● **TASK OBJECTIVE**: For the data that follows, give the number of lines in which "Euroopan" appears. Add nothing to it.

━━ DATA SECTION ━━

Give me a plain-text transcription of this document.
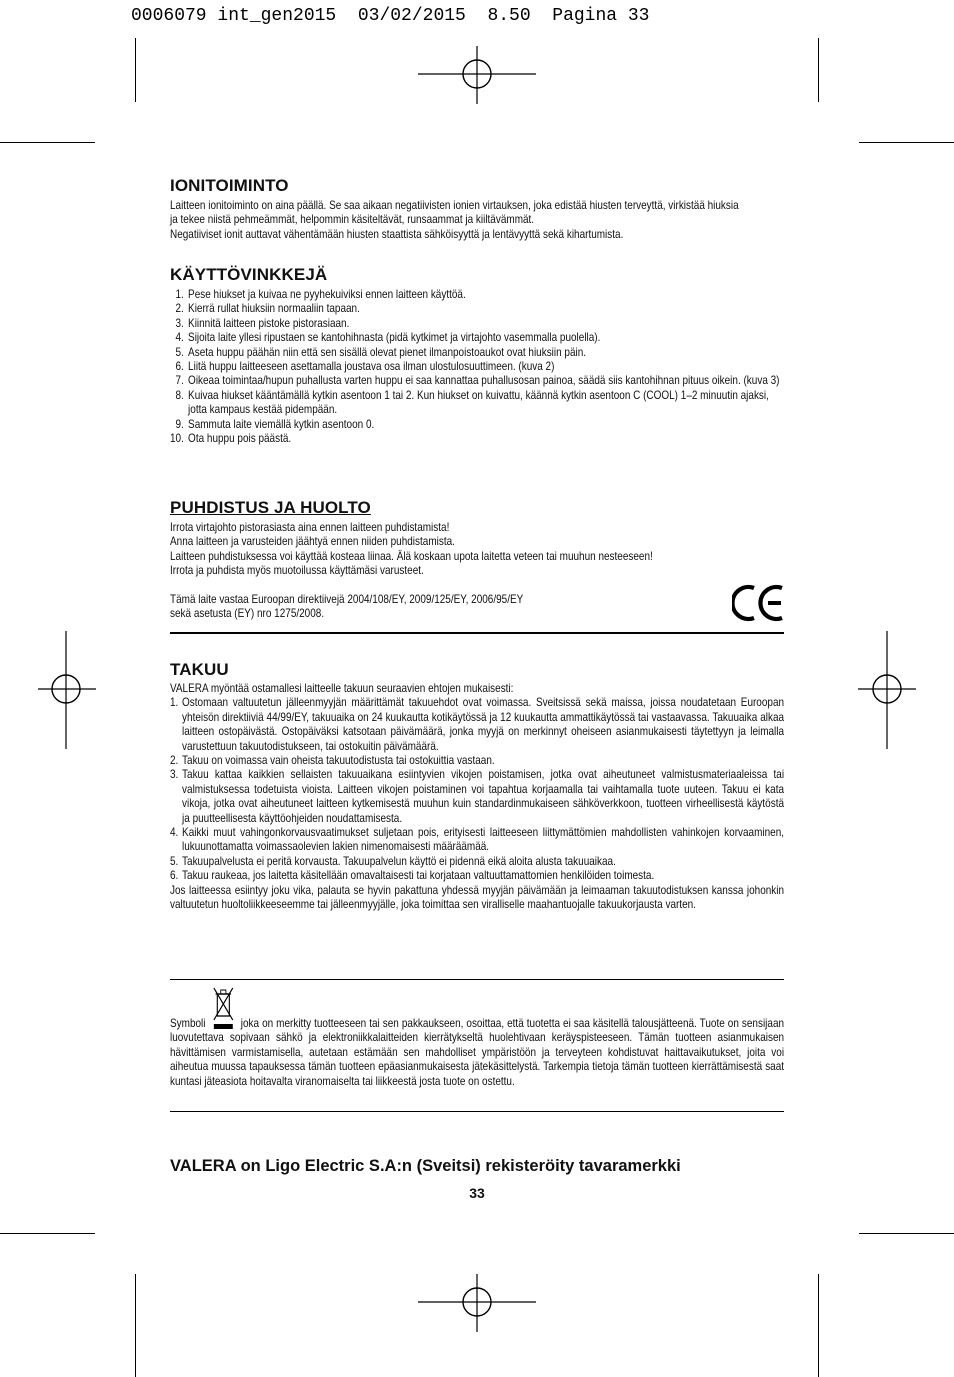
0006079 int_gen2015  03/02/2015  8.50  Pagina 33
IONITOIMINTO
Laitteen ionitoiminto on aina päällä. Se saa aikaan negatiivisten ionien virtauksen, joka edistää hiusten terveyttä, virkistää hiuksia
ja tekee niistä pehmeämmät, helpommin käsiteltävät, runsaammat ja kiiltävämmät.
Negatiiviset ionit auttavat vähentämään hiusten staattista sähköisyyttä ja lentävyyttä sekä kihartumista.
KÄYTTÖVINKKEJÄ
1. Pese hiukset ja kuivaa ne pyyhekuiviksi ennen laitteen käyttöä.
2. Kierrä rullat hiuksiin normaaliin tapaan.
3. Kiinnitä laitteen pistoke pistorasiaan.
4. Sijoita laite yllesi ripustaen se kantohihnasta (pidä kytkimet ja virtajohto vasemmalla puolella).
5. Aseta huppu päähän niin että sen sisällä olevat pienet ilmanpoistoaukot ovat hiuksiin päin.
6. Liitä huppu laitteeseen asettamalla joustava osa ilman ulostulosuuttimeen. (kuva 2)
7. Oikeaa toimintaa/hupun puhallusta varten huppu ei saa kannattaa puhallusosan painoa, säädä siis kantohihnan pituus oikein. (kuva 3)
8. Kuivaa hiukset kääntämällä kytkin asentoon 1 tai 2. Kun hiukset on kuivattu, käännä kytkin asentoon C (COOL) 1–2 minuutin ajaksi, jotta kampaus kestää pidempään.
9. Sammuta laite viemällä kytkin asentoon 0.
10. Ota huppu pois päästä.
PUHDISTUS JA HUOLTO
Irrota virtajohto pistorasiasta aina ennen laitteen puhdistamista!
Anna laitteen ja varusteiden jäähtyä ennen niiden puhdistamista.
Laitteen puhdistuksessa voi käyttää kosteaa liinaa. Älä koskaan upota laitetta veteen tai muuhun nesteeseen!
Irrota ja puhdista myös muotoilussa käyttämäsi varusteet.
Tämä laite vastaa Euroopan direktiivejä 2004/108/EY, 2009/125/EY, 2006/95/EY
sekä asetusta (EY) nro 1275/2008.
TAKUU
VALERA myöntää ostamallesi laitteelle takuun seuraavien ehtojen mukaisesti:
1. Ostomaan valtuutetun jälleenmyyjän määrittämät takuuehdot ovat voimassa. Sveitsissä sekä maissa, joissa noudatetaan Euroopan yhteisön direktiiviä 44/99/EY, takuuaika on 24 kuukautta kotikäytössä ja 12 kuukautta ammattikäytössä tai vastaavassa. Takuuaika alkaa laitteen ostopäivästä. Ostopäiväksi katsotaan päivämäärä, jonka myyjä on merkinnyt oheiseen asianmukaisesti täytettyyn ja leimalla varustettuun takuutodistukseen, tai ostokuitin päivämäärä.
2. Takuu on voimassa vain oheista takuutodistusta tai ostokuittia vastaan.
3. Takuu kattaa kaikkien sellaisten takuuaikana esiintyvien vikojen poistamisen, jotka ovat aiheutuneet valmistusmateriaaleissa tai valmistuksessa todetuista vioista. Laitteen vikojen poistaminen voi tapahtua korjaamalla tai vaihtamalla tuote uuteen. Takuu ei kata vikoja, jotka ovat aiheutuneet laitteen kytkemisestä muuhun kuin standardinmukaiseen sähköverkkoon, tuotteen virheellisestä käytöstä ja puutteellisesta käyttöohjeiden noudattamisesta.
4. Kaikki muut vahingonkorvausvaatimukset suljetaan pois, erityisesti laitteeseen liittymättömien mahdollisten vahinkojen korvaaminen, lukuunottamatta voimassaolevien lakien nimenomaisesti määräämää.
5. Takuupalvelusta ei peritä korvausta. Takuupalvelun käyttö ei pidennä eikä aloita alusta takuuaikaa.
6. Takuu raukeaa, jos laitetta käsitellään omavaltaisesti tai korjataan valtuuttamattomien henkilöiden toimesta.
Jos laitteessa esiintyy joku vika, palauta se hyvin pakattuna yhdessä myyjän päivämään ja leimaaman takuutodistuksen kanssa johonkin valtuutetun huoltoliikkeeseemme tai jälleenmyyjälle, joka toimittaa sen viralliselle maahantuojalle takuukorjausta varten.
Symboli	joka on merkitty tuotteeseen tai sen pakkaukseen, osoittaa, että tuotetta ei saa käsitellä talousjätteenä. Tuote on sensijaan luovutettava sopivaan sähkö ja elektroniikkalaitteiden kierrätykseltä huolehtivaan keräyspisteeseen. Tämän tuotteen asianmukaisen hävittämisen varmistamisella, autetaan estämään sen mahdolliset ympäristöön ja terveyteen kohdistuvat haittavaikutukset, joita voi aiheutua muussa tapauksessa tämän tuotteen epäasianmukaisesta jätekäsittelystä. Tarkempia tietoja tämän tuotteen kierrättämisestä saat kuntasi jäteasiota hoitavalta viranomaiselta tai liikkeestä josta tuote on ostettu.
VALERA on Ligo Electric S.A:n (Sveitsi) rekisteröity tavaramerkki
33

━━━
━━ DATA SECTION ━━

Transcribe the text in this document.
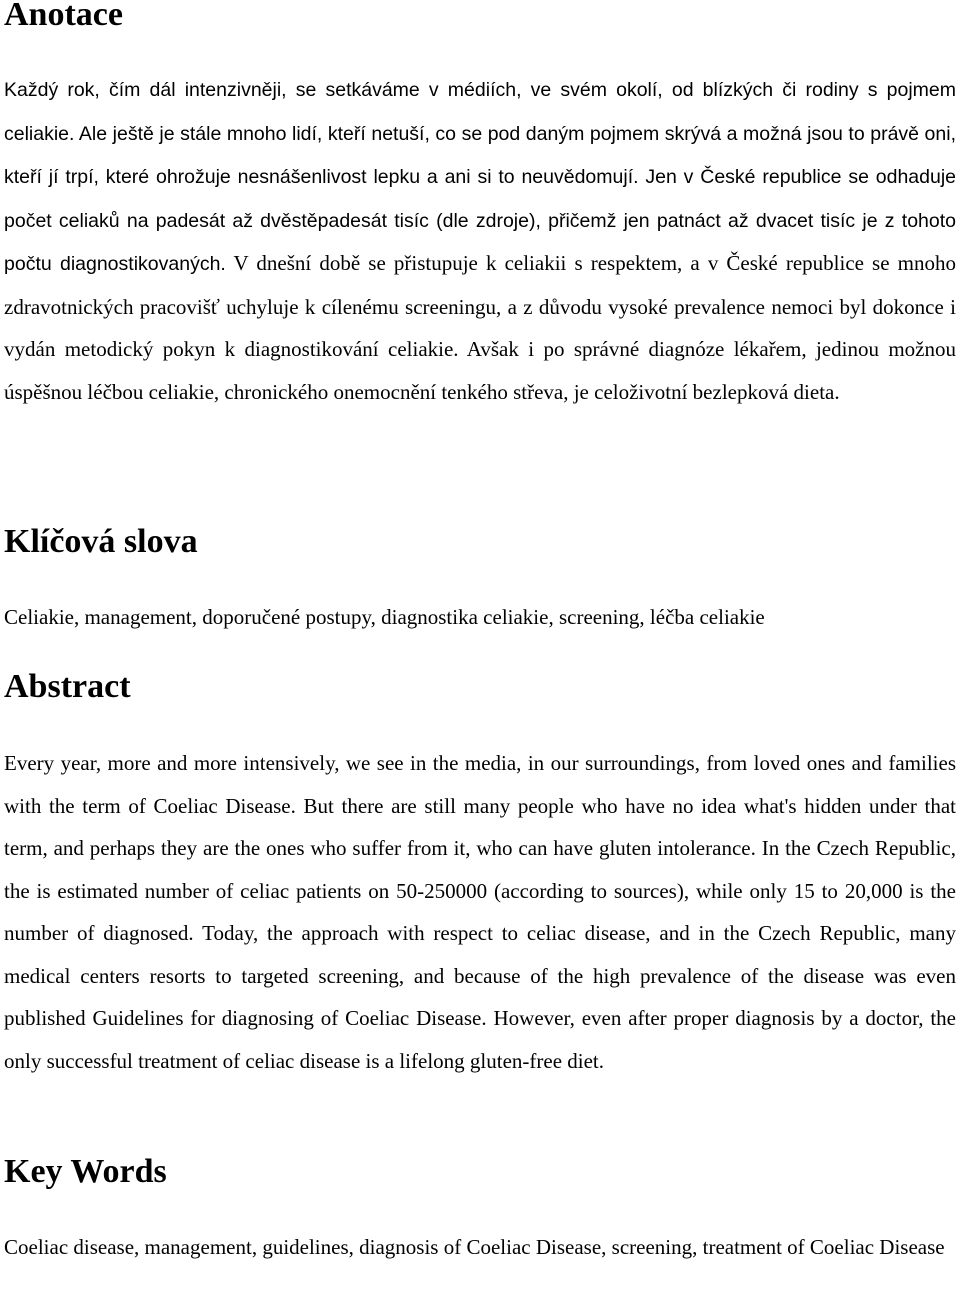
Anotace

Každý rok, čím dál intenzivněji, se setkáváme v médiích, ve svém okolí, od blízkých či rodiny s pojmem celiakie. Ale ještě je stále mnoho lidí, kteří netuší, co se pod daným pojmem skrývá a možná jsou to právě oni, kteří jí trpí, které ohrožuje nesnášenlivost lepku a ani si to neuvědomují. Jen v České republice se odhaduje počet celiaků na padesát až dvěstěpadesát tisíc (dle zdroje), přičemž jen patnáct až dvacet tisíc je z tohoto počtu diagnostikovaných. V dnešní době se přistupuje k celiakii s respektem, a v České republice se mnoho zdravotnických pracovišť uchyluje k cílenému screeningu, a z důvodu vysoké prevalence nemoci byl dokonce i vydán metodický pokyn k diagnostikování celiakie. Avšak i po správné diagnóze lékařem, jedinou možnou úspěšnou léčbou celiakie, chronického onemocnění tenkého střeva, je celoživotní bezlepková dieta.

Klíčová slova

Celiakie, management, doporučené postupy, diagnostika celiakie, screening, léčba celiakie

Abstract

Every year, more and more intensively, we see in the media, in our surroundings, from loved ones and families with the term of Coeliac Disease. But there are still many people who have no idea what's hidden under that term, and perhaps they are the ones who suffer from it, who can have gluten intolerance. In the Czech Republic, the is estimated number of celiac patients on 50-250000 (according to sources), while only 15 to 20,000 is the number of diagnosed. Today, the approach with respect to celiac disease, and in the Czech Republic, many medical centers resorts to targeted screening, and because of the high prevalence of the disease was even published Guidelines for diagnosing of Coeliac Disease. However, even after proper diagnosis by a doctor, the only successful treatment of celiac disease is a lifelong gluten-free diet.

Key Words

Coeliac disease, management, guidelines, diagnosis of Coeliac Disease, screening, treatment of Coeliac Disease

━━━

● **RESULT OF THE EXERCISE**: 2